◆ Required task:
Beneath this task is a listing. State how many of its lines include the string "Class", giving nothing but the number.

◆ Entries shown:
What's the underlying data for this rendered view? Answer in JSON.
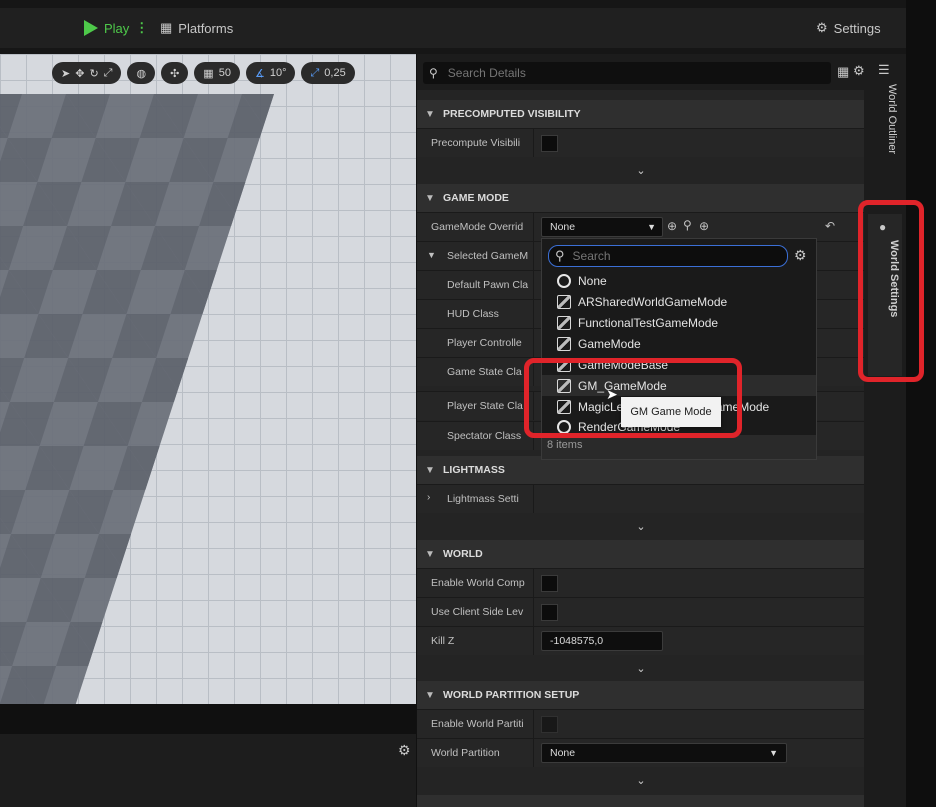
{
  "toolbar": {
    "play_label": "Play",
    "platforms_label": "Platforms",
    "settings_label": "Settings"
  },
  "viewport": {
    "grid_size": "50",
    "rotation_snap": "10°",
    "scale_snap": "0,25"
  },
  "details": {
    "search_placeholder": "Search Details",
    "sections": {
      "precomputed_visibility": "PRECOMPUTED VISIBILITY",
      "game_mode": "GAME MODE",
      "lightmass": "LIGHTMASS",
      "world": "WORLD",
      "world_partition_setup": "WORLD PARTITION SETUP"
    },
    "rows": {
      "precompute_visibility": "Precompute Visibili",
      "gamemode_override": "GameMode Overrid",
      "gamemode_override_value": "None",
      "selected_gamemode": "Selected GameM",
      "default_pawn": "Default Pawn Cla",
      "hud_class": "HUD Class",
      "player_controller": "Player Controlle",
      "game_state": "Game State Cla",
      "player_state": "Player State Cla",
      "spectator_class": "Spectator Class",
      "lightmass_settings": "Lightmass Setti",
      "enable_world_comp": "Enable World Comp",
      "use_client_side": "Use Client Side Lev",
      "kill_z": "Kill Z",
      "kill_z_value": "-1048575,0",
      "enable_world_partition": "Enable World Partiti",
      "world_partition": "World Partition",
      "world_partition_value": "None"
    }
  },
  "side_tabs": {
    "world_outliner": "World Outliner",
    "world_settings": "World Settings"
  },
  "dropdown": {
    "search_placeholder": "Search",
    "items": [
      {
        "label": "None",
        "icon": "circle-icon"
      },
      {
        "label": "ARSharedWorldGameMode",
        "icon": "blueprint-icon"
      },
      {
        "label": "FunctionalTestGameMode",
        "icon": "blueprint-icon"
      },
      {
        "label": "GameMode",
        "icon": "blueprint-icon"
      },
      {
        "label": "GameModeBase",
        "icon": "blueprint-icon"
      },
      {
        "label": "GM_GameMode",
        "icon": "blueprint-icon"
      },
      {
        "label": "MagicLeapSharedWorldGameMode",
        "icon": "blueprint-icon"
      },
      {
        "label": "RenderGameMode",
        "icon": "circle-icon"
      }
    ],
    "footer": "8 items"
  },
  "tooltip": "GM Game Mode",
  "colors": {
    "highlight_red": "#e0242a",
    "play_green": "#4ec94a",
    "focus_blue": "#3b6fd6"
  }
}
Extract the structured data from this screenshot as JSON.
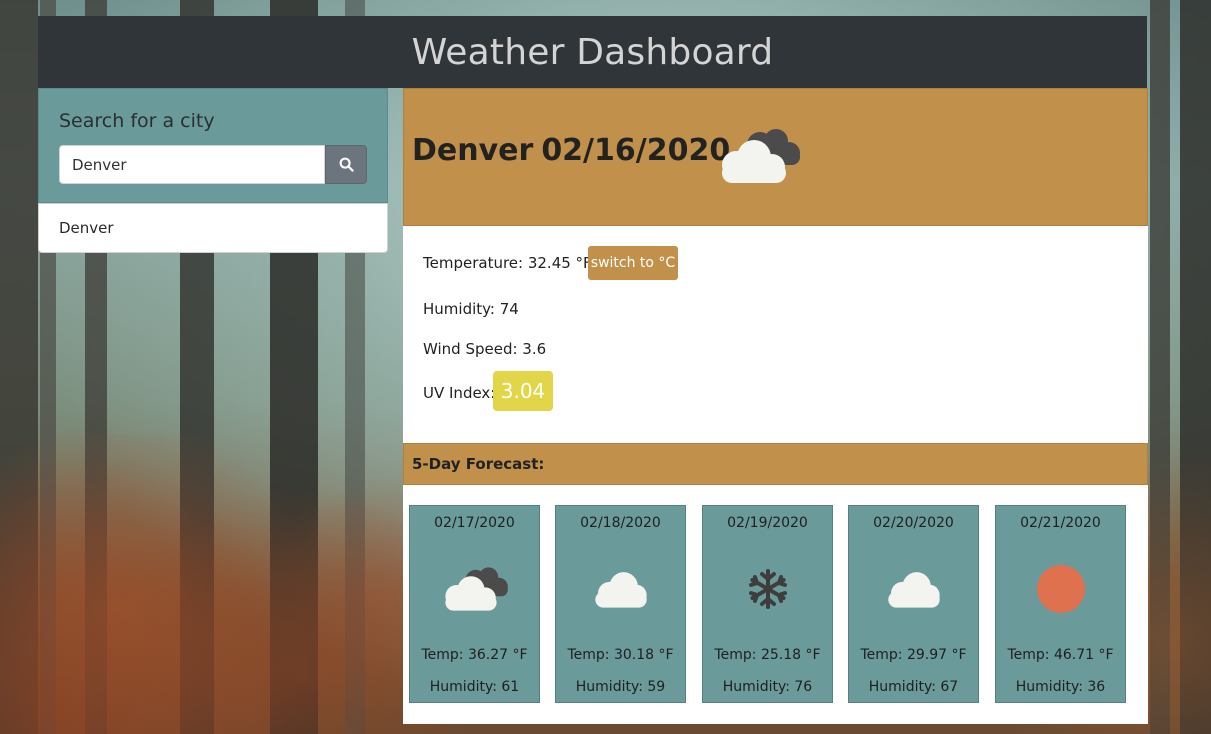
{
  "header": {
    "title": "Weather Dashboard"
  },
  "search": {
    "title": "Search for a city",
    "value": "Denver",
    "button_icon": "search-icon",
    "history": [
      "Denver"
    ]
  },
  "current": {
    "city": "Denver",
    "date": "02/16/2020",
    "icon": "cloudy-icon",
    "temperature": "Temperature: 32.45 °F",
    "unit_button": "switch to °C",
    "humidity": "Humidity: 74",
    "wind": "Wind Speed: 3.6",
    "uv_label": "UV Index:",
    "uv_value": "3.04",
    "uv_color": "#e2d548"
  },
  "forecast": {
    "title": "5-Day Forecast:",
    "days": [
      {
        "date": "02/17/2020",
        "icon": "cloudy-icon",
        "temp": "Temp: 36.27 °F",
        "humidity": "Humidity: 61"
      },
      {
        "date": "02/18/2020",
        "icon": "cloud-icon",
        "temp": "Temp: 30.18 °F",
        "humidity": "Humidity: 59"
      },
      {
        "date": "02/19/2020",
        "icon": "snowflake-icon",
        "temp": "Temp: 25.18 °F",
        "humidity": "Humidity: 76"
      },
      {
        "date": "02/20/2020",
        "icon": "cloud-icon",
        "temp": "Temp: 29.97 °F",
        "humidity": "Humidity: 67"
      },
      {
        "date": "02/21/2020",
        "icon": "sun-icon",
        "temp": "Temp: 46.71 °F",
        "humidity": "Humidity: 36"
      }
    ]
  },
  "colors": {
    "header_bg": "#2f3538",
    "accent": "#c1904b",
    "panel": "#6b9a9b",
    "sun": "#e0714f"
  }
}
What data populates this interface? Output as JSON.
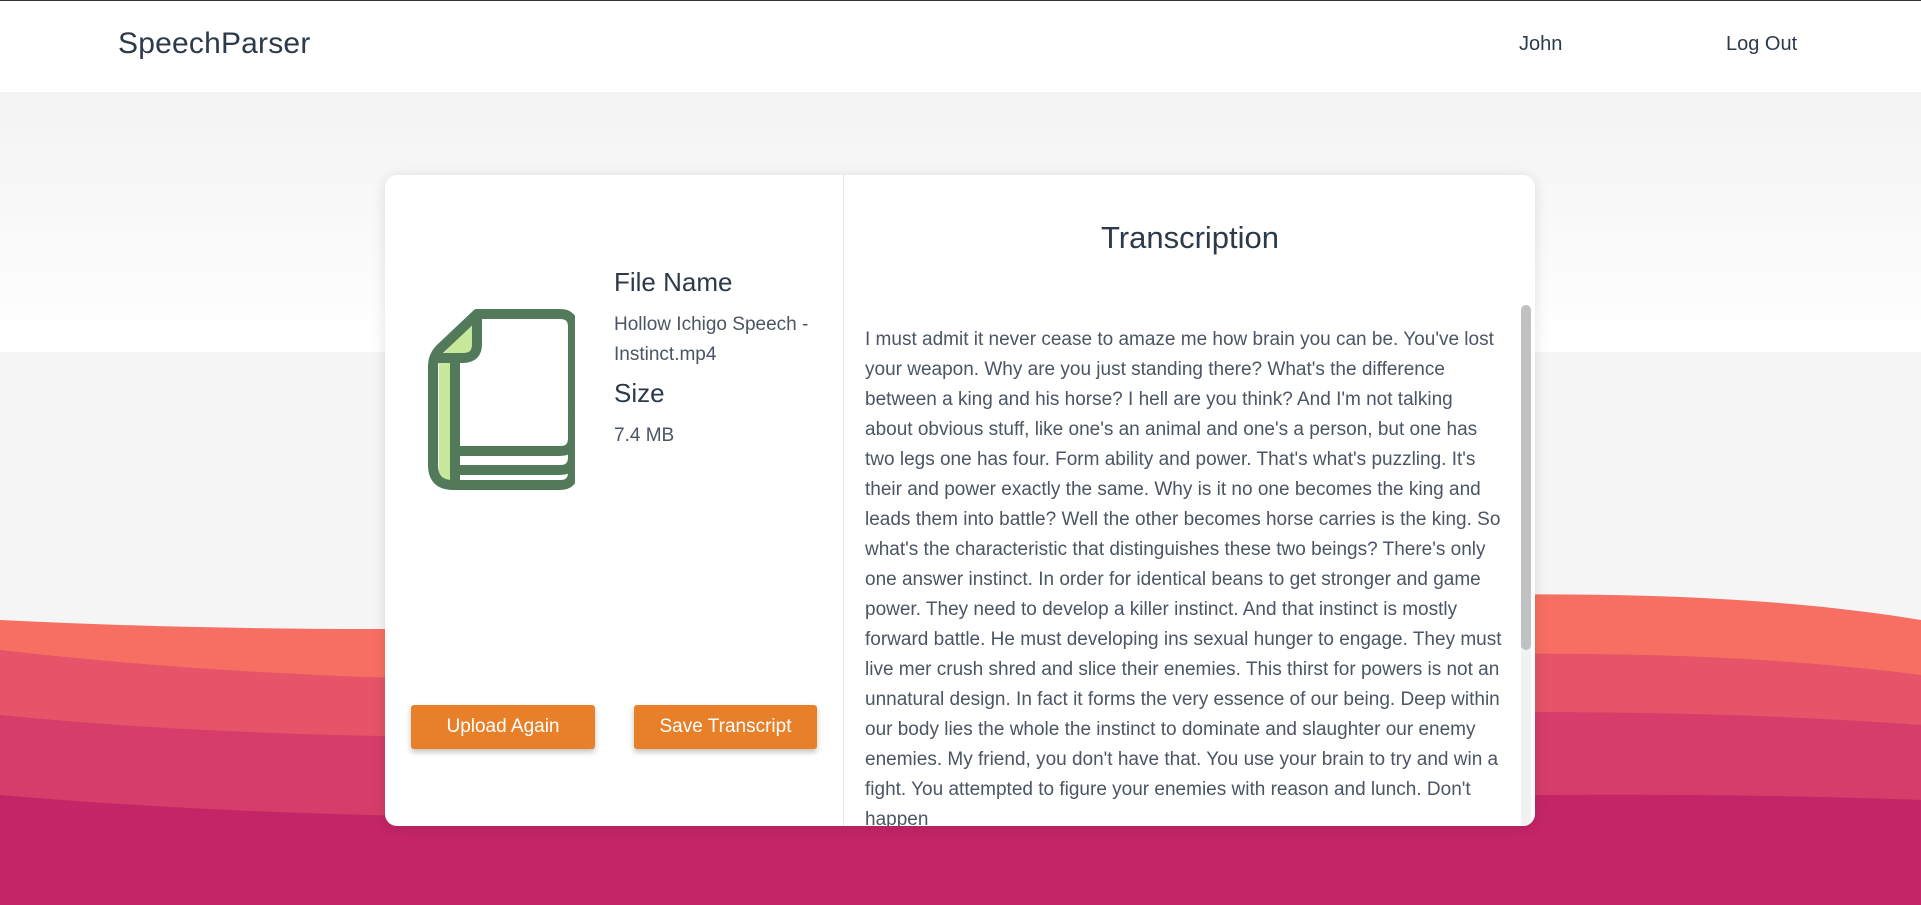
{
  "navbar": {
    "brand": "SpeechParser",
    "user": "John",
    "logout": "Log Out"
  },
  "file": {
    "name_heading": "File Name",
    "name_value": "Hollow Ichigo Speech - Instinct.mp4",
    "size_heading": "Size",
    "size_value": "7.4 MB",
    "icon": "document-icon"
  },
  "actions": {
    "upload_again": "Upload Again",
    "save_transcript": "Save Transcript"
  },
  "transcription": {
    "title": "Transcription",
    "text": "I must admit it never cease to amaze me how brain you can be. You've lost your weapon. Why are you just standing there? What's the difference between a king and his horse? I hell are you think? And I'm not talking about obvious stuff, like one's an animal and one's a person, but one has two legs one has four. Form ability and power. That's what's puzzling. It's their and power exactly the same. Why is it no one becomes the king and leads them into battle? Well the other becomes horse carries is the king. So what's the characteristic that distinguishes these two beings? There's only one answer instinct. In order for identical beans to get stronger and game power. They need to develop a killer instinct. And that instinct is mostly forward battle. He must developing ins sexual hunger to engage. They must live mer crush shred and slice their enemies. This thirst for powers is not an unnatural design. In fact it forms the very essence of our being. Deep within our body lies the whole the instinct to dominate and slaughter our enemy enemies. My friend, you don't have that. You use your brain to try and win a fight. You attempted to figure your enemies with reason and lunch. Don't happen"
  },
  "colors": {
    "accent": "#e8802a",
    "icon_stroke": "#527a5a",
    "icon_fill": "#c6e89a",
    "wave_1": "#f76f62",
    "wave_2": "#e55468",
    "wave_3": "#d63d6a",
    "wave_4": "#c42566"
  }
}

◆ Result of the task:
2